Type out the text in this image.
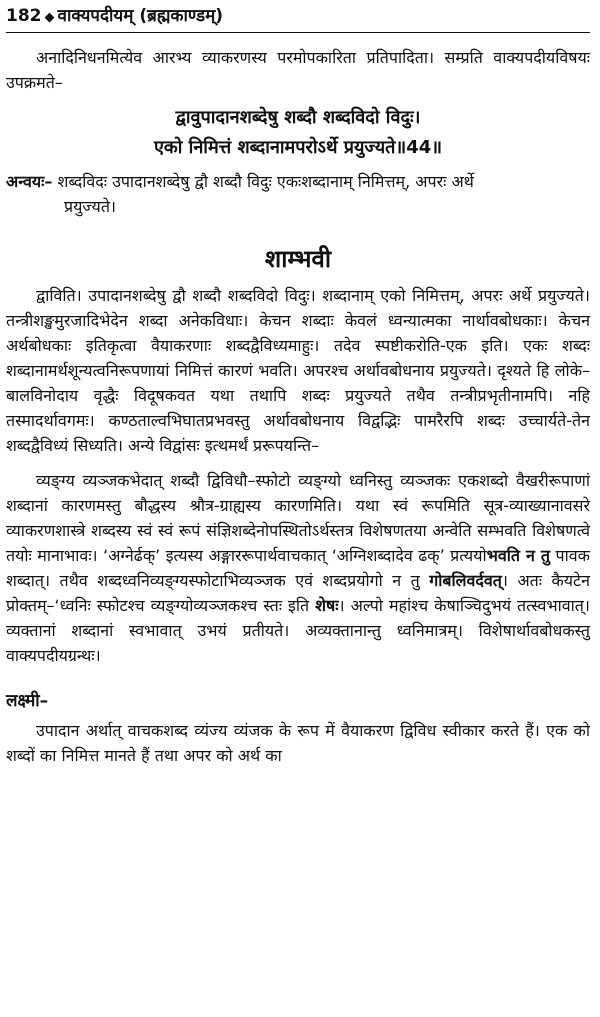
182 ◆ वाक्यपदीयम् (ब्रह्मकाण्डम्)

अनादिनिधनमित्येव आरभ्य व्याकरणस्य परमोपकारिता प्रतिपादिता। सम्प्रति वाक्यपदीयविषयः उपक्रमते–

द्वावुपादानशब्देषु शब्दौ शब्दविदो विदुः।
एको निमित्तं शब्दानामपरोऽर्थे प्रयुज्यते॥44॥

अन्वयः– शब्दविदः उपादानशब्देषु द्वौ शब्दौ विदुः एकःशब्दानाम् निमित्तम्, अपरः अर्थे
प्रयुज्यते।

शाम्भवी

द्वाविति। उपादानशब्देषु द्वौ शब्दौ शब्दविदो विदुः। शब्दानाम् एको निमित्तम्, अपरः अर्थे प्रयुज्यते। तन्त्रीशङ्खमुरजादिभेदेन शब्दा अनेकविधाः। केचन शब्दाः केवलं ध्वन्यात्मका नार्थावबोधकाः। केचन अर्थबोधकाः इतिकृत्वा वैयाकरणाः शब्दद्वैविध्यमाहुः। तदेव स्पष्टीकरोति-एक इति। एकः शब्दः शब्दानामर्थशून्यत्वनिरूपणायां निमित्तं कारणं भवति। अपरश्च अर्थावबोधनाय प्रयुज्यते। दृश्यते हि लोके–बालविनोदाय वृद्धैः विदूषकवत यथा तथापि शब्दः प्रयुज्यते तथैव तन्त्रीप्रभृतीनामपि। नहि तस्मादर्थावगमः। कण्ठताल्वभिघातप्रभवस्तु अर्थावबोधनाय विद्वद्भिः पामरैरपि शब्दः उच्चार्यते-तेन शब्दद्वैविध्यं सिध्यति। अन्ये विद्वांसः इत्थमर्थं प्ररूपयन्ति–

व्यङ्ग्य व्यञ्जकभेदात् शब्दौ द्विविधौ–स्फोटो व्यङ्ग्यो ध्वनिस्तु व्यञ्जकः एकशब्दो वैखरीरूपाणां शब्दानां कारणमस्तु बौद्धस्य श्रौत्र-ग्राह्यस्य कारणमिति। यथा स्वं रूपमिति सूत्र-व्याख्यानावसरे व्याकरणशास्त्रे शब्दस्य स्वं स्वं रूपं संज्ञिशब्देनोपस्थितोऽर्थस्तत्र विशेषणतया अन्वेति सम्भवति विशेषणत्वे तयोः मानाभावः। ‘अग्नेर्ढक्’ इत्यस्य अङ्गाररूपार्थवाचकात् ‘अग्निशब्दादेव ढक्’ प्रत्ययोभवति न तु पावक शब्दात्। तथैव शब्दध्वनिव्यङ्ग्यस्फोटाभिव्यञ्जक एवं शब्दप्रयोगो न तु गोबलिवर्दवत्। अतः कैयटेन प्रोक्तम्–‘ध्वनिः स्फोटश्च व्यङ्ग्योव्यञ्जकश्च स्तः इति शेषः। अल्पो महांश्च केषाञ्चिदुभयं तत्स्वभावात्। व्यक्तानां शब्दानां स्वभावात् उभयं प्रतीयते। अव्यक्तानान्तु ध्वनिमात्रम्। विशेषार्थावबोधकस्तु वाक्यपदीयग्रन्थः।

लक्ष्मी–

उपादान अर्थात् वाचकशब्द व्यंज्य व्यंजक के रूप में वैयाकरण द्विविध स्वीकार करते हैं। एक को शब्दों का निमित्त मानते हैं तथा अपर को अर्थ का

+---+

▶ [Required work]:
Repeat the preceding records precisely, and leave every picture out of the copy.

▶ [Result of this task]:
Type out the text in this image.
182 ◆ वाक्यपदीयम् (ब्रह्मकाण्डम्)

अनादिनिधनमित्येव आरभ्य व्याकरणस्य परमोपकारिता प्रतिपादिता। सम्प्रति वाक्यपदीयविषयः उपक्रमते–

द्वावुपादानशब्देषु शब्दौ शब्दविदो विदुः।
एको निमित्तं शब्दानामपरोऽर्थे प्रयुज्यते॥44॥

अन्वयः– शब्दविदः उपादानशब्देषु द्वौ शब्दौ विदुः एकःशब्दानाम् निमित्तम्, अपरः अर्थे
प्रयुज्यते।

शाम्भवी

द्वाविति। उपादानशब्देषु द्वौ शब्दौ शब्दविदो विदुः। शब्दानाम् एको निमित्तम्, अपरः अर्थे प्रयुज्यते। तन्त्रीशङ्खमुरजादिभेदेन शब्दा अनेकविधाः। केचन शब्दाः केवलं ध्वन्यात्मका नार्थावबोधकाः। केचन अर्थबोधकाः इतिकृत्वा वैयाकरणाः शब्दद्वैविध्यमाहुः। तदेव स्पष्टीकरोति-एक इति। एकः शब्दः शब्दानामर्थशून्यत्वनिरूपणायां निमित्तं कारणं भवति। अपरश्च अर्थावबोधनाय प्रयुज्यते। दृश्यते हि लोके–बालविनोदाय वृद्धैः विदूषकवत यथा तथापि शब्दः प्रयुज्यते तथैव तन्त्रीप्रभृतीनामपि। नहि तस्मादर्थावगमः। कण्ठताल्वभिघातप्रभवस्तु अर्थावबोधनाय विद्वद्भिः पामरैरपि शब्दः उच्चार्यते-तेन शब्दद्वैविध्यं सिध्यति। अन्ये विद्वांसः इत्थमर्थं प्ररूपयन्ति–

व्यङ्ग्य व्यञ्जकभेदात् शब्दौ द्विविधौ–स्फोटो व्यङ्ग्यो ध्वनिस्तु व्यञ्जकः एकशब्दो वैखरीरूपाणां शब्दानां कारणमस्तु बौद्धस्य श्रौत्र-ग्राह्यस्य कारणमिति। यथा स्वं रूपमिति सूत्र-व्याख्यानावसरे व्याकरणशास्त्रे शब्दस्य स्वं स्वं रूपं संज्ञिशब्देनोपस्थितोऽर्थस्तत्र विशेषणतया अन्वेति सम्भवति विशेषणत्वे तयोः मानाभावः। ‘अग्नेर्ढक्’ इत्यस्य अङ्गाररूपार्थवाचकात् ‘अग्निशब्दादेव ढक्’ प्रत्ययोभवति न तु पावक शब्दात्। तथैव शब्दध्वनिव्यङ्ग्यस्फोटाभिव्यञ्जक एवं शब्दप्रयोगो न तु गोबलिवर्दवत्। अतः कैयटेन प्रोक्तम्–‘ध्वनिः स्फोटश्च व्यङ्ग्योव्यञ्जकश्च स्तः इति शेषः। अल्पो महांश्च केषाञ्चिदुभयं तत्स्वभावात्। व्यक्तानां शब्दानां स्वभावात् उभयं प्रतीयते। अव्यक्तानान्तु ध्वनिमात्रम्। विशेषार्थावबोधकस्तु वाक्यपदीयग्रन्थः।

लक्ष्मी–

उपादान अर्थात् वाचकशब्द व्यंज्य व्यंजक के रूप में वैयाकरण द्विविध स्वीकार करते हैं। एक को शब्दों का निमित्त मानते हैं तथा अपर को अर्थ का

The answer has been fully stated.